Records from a collection of figures
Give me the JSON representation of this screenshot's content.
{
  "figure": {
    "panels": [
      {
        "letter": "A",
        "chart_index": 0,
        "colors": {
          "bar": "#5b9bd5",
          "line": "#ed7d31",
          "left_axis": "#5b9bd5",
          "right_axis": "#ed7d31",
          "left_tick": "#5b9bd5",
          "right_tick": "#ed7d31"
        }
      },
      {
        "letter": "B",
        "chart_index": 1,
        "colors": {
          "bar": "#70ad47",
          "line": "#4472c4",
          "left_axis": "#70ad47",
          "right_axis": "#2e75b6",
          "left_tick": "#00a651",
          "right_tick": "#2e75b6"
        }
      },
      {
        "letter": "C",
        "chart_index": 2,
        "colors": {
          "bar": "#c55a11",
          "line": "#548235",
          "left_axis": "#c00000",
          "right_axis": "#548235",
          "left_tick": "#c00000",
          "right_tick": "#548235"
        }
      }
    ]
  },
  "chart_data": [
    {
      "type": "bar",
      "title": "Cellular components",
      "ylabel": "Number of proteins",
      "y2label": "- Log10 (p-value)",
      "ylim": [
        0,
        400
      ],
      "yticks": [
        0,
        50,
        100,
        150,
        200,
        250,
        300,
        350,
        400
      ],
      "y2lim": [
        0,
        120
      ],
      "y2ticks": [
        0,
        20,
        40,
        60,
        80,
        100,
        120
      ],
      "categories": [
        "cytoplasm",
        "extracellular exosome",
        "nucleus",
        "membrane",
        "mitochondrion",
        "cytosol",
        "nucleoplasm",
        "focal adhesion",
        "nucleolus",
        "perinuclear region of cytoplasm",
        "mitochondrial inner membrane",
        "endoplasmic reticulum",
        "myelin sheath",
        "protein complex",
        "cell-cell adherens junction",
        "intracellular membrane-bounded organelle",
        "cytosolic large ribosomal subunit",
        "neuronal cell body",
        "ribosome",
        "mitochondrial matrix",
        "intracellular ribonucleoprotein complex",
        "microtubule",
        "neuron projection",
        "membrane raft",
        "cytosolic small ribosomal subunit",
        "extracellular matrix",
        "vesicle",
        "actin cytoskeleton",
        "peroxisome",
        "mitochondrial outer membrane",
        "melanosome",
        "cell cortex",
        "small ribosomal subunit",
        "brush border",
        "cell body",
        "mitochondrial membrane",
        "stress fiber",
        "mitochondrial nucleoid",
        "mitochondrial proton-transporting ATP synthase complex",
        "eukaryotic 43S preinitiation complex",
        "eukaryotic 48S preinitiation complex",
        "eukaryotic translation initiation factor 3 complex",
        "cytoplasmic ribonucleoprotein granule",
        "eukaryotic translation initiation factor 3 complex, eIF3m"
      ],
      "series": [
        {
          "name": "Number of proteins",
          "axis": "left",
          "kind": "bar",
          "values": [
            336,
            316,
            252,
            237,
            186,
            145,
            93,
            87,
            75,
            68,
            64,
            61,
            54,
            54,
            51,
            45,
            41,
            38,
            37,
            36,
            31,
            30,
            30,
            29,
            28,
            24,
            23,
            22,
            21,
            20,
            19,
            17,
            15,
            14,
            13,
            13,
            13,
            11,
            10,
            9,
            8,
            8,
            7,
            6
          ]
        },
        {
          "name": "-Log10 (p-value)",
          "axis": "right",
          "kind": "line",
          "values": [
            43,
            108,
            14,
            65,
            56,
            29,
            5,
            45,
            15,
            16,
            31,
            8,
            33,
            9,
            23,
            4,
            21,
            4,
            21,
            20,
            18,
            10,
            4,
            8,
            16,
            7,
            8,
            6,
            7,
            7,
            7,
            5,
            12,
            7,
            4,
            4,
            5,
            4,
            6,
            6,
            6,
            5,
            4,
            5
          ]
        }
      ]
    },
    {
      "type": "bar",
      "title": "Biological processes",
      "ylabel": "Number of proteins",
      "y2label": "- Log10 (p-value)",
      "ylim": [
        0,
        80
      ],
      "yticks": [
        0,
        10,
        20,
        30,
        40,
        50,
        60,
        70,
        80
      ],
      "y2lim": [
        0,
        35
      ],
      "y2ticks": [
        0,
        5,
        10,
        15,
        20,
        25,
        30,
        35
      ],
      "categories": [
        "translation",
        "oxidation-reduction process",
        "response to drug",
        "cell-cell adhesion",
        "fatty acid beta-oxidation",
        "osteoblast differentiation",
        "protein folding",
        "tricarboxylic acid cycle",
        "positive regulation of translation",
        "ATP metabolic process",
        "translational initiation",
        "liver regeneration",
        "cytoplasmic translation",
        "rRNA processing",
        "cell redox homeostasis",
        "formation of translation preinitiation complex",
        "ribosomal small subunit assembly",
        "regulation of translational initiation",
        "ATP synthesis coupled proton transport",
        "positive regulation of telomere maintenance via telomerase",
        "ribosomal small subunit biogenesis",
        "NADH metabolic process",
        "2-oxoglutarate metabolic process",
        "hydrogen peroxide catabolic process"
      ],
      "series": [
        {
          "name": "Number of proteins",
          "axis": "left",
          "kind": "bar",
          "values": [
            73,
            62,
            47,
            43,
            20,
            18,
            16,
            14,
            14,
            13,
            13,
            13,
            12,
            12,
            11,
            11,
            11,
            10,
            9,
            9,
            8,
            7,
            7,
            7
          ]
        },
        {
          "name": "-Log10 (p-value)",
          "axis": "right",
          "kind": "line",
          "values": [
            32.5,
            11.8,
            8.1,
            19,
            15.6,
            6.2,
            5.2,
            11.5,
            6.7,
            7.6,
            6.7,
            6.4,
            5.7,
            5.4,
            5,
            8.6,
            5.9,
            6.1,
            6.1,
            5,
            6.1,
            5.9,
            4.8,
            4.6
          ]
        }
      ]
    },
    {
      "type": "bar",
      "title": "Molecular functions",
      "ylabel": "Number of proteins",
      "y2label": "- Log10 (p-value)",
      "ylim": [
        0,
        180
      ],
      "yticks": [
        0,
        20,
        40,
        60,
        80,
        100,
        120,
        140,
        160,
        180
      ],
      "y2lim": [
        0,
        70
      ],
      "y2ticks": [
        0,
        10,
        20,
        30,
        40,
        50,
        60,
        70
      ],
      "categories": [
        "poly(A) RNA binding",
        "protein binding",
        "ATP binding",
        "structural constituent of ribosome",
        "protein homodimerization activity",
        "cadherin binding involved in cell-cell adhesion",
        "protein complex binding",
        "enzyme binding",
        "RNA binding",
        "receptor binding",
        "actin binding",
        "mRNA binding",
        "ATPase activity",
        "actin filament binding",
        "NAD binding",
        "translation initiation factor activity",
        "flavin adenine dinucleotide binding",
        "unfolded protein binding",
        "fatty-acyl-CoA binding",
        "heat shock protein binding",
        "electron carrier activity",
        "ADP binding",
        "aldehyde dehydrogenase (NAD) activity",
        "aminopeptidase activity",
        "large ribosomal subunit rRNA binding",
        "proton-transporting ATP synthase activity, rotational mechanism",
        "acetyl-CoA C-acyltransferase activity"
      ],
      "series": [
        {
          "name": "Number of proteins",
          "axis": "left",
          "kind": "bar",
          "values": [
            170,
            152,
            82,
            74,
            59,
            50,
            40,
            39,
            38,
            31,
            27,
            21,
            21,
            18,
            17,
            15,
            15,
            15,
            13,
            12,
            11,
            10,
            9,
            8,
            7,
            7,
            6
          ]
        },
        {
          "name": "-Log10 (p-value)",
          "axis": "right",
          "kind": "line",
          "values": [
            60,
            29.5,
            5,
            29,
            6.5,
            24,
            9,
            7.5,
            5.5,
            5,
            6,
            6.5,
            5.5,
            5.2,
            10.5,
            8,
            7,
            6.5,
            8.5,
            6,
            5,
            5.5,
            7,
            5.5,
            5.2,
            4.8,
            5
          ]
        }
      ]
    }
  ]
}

What to work on:
Among the lines above, return those that contain the string "large".

Answer to the problem:
        "cytosolic large ribosomal subunit",
        "large ribosomal subunit rRNA binding",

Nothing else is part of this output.